**PROBLEM DETAILS**
Copy each line containing the word "this" from the records that follow, please.
━━━ DATA ENTRIES ━━━
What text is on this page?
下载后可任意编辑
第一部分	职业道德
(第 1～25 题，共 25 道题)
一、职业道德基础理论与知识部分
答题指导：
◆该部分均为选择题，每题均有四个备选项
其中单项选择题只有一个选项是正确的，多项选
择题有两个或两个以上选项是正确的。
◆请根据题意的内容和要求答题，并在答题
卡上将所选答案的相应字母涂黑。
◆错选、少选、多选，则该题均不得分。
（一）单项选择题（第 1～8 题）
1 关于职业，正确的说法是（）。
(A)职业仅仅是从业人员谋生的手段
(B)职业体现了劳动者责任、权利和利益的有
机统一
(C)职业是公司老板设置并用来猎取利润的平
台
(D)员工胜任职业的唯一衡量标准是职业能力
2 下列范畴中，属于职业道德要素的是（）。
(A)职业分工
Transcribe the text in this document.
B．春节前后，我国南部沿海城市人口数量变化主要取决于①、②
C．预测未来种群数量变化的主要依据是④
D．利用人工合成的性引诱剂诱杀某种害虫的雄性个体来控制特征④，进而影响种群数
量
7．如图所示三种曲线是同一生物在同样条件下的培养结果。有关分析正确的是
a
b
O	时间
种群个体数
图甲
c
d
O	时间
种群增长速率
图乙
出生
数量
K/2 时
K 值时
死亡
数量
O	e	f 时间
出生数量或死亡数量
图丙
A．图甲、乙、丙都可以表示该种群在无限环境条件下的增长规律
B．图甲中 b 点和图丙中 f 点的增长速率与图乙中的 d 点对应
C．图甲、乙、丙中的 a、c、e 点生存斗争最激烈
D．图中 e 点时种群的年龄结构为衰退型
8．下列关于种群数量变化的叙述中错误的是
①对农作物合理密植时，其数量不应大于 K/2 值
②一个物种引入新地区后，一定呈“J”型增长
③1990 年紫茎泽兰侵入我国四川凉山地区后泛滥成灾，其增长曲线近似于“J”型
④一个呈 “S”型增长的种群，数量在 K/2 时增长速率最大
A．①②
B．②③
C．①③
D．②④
━━━
**WRITTEN SOLUTION**
What text is on this page?
Transcribe the text in this document.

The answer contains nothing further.